Take the listing and print it in full, exactly as given.

= = =

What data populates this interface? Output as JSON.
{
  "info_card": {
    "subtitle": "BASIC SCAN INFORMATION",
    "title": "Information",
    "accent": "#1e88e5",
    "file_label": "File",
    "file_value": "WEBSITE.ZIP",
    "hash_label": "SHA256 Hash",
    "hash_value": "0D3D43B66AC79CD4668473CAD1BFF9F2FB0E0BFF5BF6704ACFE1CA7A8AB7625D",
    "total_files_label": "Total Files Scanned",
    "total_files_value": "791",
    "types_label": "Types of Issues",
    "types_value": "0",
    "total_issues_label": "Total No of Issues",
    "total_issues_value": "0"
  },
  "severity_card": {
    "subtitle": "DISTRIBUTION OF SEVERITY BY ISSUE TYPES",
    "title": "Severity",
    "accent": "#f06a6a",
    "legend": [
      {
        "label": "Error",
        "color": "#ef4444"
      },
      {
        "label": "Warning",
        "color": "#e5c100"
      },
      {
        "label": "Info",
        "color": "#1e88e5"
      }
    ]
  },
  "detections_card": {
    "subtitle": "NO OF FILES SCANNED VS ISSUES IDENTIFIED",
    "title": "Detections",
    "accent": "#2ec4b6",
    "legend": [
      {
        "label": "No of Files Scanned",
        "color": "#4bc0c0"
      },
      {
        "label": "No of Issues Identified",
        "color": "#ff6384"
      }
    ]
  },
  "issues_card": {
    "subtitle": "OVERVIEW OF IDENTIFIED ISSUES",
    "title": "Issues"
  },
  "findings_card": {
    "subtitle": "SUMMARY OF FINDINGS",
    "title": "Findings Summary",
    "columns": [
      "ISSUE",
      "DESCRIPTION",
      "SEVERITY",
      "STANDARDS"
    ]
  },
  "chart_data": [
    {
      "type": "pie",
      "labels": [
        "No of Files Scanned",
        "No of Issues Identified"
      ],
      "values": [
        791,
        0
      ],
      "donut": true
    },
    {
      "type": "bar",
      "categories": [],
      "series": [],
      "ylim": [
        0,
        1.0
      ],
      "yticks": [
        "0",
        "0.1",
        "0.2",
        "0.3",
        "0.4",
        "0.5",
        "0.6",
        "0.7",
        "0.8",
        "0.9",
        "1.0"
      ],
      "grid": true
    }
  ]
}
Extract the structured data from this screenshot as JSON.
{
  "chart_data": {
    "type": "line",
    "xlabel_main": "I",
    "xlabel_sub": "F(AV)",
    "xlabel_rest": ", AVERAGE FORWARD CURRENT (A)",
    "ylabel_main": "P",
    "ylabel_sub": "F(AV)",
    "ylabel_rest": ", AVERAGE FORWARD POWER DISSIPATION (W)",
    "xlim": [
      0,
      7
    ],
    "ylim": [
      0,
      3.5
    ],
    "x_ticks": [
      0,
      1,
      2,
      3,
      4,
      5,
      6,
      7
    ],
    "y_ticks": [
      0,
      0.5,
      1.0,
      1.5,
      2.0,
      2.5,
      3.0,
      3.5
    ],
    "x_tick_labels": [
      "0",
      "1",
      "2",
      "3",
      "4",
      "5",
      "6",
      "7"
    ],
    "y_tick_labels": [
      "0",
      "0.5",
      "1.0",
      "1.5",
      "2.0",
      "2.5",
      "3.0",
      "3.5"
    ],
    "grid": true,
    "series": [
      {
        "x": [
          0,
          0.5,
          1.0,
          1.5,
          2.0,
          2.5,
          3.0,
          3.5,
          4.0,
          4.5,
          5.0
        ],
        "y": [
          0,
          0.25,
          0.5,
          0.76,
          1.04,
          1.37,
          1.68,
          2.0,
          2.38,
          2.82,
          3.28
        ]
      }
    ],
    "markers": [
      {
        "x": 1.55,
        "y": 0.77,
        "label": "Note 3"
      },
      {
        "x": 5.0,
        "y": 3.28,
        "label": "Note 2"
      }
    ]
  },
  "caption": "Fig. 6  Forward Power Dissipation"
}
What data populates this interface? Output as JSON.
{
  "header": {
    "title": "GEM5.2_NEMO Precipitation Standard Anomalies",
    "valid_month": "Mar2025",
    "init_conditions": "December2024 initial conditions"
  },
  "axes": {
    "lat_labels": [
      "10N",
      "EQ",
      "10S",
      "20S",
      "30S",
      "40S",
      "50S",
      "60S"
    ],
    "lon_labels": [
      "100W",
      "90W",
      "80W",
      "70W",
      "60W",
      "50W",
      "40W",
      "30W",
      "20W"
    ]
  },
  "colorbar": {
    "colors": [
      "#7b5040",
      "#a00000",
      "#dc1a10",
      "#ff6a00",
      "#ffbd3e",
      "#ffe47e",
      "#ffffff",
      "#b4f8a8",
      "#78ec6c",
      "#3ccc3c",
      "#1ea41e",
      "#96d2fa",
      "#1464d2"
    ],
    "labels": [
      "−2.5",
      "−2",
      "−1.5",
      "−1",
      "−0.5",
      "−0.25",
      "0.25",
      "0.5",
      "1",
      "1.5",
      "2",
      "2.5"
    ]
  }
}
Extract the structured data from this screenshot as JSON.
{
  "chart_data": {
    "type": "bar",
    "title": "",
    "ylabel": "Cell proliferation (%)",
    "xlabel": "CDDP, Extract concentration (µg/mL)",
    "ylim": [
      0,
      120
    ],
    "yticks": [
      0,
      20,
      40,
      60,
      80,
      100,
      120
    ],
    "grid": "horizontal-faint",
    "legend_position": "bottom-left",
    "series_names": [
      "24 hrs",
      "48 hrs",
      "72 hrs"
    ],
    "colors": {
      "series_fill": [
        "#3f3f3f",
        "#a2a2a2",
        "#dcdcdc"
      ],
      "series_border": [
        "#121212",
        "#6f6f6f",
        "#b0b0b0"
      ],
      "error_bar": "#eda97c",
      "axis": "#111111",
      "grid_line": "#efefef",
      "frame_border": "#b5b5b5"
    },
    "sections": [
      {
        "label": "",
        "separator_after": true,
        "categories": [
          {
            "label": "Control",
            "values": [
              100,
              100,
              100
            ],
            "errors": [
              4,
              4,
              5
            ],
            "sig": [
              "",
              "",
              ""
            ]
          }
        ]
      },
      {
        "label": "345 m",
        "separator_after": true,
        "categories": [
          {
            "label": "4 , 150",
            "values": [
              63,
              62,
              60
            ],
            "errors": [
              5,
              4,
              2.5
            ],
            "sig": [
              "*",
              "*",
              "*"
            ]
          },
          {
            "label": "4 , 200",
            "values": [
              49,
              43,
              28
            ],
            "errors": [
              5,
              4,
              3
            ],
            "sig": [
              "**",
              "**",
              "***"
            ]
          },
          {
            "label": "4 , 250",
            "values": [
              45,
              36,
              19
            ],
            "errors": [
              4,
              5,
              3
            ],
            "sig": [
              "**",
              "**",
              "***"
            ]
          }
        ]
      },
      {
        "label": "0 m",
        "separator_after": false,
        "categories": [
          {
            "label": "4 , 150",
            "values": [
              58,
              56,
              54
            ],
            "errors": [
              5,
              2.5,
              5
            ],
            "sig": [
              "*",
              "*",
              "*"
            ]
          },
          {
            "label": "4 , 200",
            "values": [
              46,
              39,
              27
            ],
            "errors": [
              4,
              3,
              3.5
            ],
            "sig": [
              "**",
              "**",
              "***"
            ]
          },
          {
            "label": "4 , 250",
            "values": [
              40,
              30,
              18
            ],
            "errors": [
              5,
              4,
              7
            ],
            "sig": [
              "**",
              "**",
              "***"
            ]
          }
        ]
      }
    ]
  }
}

= = =

◆ Solution ◆
What data populates this interface? Output as JSON.
{
  "info_card": {
    "subtitle": "BASIC SCAN INFORMATION",
    "title": "Information",
    "accent": "#1e88e5",
    "file_label": "File",
    "file_value": "WEBSITE.ZIP",
    "hash_label": "SHA256 Hash",
    "hash_value": "0D3D43B66AC79CD4668473CAD1BFF9F2FB0E0BFF5BF6704ACFE1CA7A8AB7625D",
    "total_files_label": "Total Files Scanned",
    "total_files_value": "791",
    "types_label": "Types of Issues",
    "types_value": "0",
    "total_issues_label": "Total No of Issues",
    "total_issues_value": "0"
  },
  "severity_card": {
    "subtitle": "DISTRIBUTION OF SEVERITY BY ISSUE TYPES",
    "title": "Severity",
    "accent": "#f06a6a",
    "legend": [
      {
        "label": "Error",
        "color": "#ef4444"
      },
      {
        "label": "Warning",
        "color": "#e5c100"
      },
      {
        "label": "Info",
        "color": "#1e88e5"
      }
    ]
  },
  "detections_card": {
    "subtitle": "NO OF FILES SCANNED VS ISSUES IDENTIFIED",
    "title": "Detections",
    "accent": "#2ec4b6",
    "legend": [
      {
        "label": "No of Files Scanned",
        "color": "#4bc0c0"
      },
      {
        "label": "No of Issues Identified",
        "color": "#ff6384"
      }
    ]
  },
  "issues_card": {
    "subtitle": "OVERVIEW OF IDENTIFIED ISSUES",
    "title": "Issues"
  },
  "findings_card": {
    "subtitle": "SUMMARY OF FINDINGS",
    "title": "Findings Summary",
    "columns": [
      "ISSUE",
      "DESCRIPTION",
      "SEVERITY",
      "STANDARDS"
    ]
  },
  "chart_data": [
    {
      "type": "pie",
      "labels": [
        "No of Files Scanned",
        "No of Issues Identified"
      ],
      "values": [
        791,
        0
      ],
      "donut": true
    },
    {
      "type": "bar",
      "categories": [],
      "series": [],
      "ylim": [
        0,
        1.0
      ],
      "yticks": [
        "0",
        "0.1",
        "0.2",
        "0.3",
        "0.4",
        "0.5",
        "0.6",
        "0.7",
        "0.8",
        "0.9",
        "1.0"
      ],
      "grid": true
    }
  ]
}
Extract the structured data from this screenshot as JSON.
{
  "chart_data": {
    "type": "line",
    "xlabel_main": "I",
    "xlabel_sub": "F(AV)",
    "xlabel_rest": ", AVERAGE FORWARD CURRENT (A)",
    "ylabel_main": "P",
    "ylabel_sub": "F(AV)",
    "ylabel_rest": ", AVERAGE FORWARD POWER DISSIPATION (W)",
    "xlim": [
      0,
      7
    ],
    "ylim": [
      0,
      3.5
    ],
    "x_ticks": [
      0,
      1,
      2,
      3,
      4,
      5,
      6,
      7
    ],
    "y_ticks": [
      0,
      0.5,
      1.0,
      1.5,
      2.0,
      2.5,
      3.0,
      3.5
    ],
    "x_tick_labels": [
      "0",
      "1",
      "2",
      "3",
      "4",
      "5",
      "6",
      "7"
    ],
    "y_tick_labels": [
      "0",
      "0.5",
      "1.0",
      "1.5",
      "2.0",
      "2.5",
      "3.0",
      "3.5"
    ],
    "grid": true,
    "series": [
      {
        "x": [
          0,
          0.5,
          1.0,
          1.5,
          2.0,
          2.5,
          3.0,
          3.5,
          4.0,
          4.5,
          5.0
        ],
        "y": [
          0,
          0.25,
          0.5,
          0.76,
          1.04,
          1.37,
          1.68,
          2.0,
          2.38,
          2.82,
          3.28
        ]
      }
    ],
    "markers": [
      {
        "x": 1.55,
        "y": 0.77,
        "label": "Note 3"
      },
      {
        "x": 5.0,
        "y": 3.28,
        "label": "Note 2"
      }
    ]
  },
  "caption": "Fig. 6  Forward Power Dissipation"
}
What data populates this interface? Output as JSON.
{
  "header": {
    "title": "GEM5.2_NEMO Precipitation Standard Anomalies",
    "valid_month": "Mar2025",
    "init_conditions": "December2024 initial conditions"
  },
  "axes": {
    "lat_labels": [
      "10N",
      "EQ",
      "10S",
      "20S",
      "30S",
      "40S",
      "50S",
      "60S"
    ],
    "lon_labels": [
      "100W",
      "90W",
      "80W",
      "70W",
      "60W",
      "50W",
      "40W",
      "30W",
      "20W"
    ]
  },
  "colorbar": {
    "colors": [
      "#7b5040",
      "#a00000",
      "#dc1a10",
      "#ff6a00",
      "#ffbd3e",
      "#ffe47e",
      "#ffffff",
      "#b4f8a8",
      "#78ec6c",
      "#3ccc3c",
      "#1ea41e",
      "#96d2fa",
      "#1464d2"
    ],
    "labels": [
      "−2.5",
      "−2",
      "−1.5",
      "−1",
      "−0.5",
      "−0.25",
      "0.25",
      "0.5",
      "1",
      "1.5",
      "2",
      "2.5"
    ]
  }
}
Extract the structured data from this screenshot as JSON.
{
  "chart_data": {
    "type": "bar",
    "title": "",
    "ylabel": "Cell proliferation (%)",
    "xlabel": "CDDP, Extract concentration (µg/mL)",
    "ylim": [
      0,
      120
    ],
    "yticks": [
      0,
      20,
      40,
      60,
      80,
      100,
      120
    ],
    "grid": "horizontal-faint",
    "legend_position": "bottom-left",
    "series_names": [
      "24 hrs",
      "48 hrs",
      "72 hrs"
    ],
    "colors": {
      "series_fill": [
        "#3f3f3f",
        "#a2a2a2",
        "#dcdcdc"
      ],
      "series_border": [
        "#121212",
        "#6f6f6f",
        "#b0b0b0"
      ],
      "error_bar": "#eda97c",
      "axis": "#111111",
      "grid_line": "#efefef",
      "frame_border": "#b5b5b5"
    },
    "sections": [
      {
        "label": "",
        "separator_after": true,
        "categories": [
          {
            "label": "Control",
            "values": [
              100,
              100,
              100
            ],
            "errors": [
              4,
              4,
              5
            ],
            "sig": [
              "",
              "",
              ""
            ]
          }
        ]
      },
      {
        "label": "345 m",
        "separator_after": true,
        "categories": [
          {
            "label": "4 , 150",
            "values": [
              63,
              62,
              60
            ],
            "errors": [
              5,
              4,
              2.5
            ],
            "sig": [
              "*",
              "*",
              "*"
            ]
          },
          {
            "label": "4 , 200",
            "values": [
              49,
              43,
              28
            ],
            "errors": [
              5,
              4,
              3
            ],
            "sig": [
              "**",
              "**",
              "***"
            ]
          },
          {
            "label": "4 , 250",
            "values": [
              45,
              36,
              19
            ],
            "errors": [
              4,
              5,
              3
            ],
            "sig": [
              "**",
              "**",
              "***"
            ]
          }
        ]
      },
      {
        "label": "0 m",
        "separator_after": false,
        "categories": [
          {
            "label": "4 , 150",
            "values": [
              58,
              56,
              54
            ],
            "errors": [
              5,
              2.5,
              5
            ],
            "sig": [
              "*",
              "*",
              "*"
            ]
          },
          {
            "label": "4 , 200",
            "values": [
              46,
              39,
              27
            ],
            "errors": [
              4,
              3,
              3.5
            ],
            "sig": [
              "**",
              "**",
              "***"
            ]
          },
          {
            "label": "4 , 250",
            "values": [
              40,
              30,
              18
            ],
            "errors": [
              5,
              4,
              7
            ],
            "sig": [
              "**",
              "**",
              "***"
            ]
          }
        ]
      }
    ]
  }
}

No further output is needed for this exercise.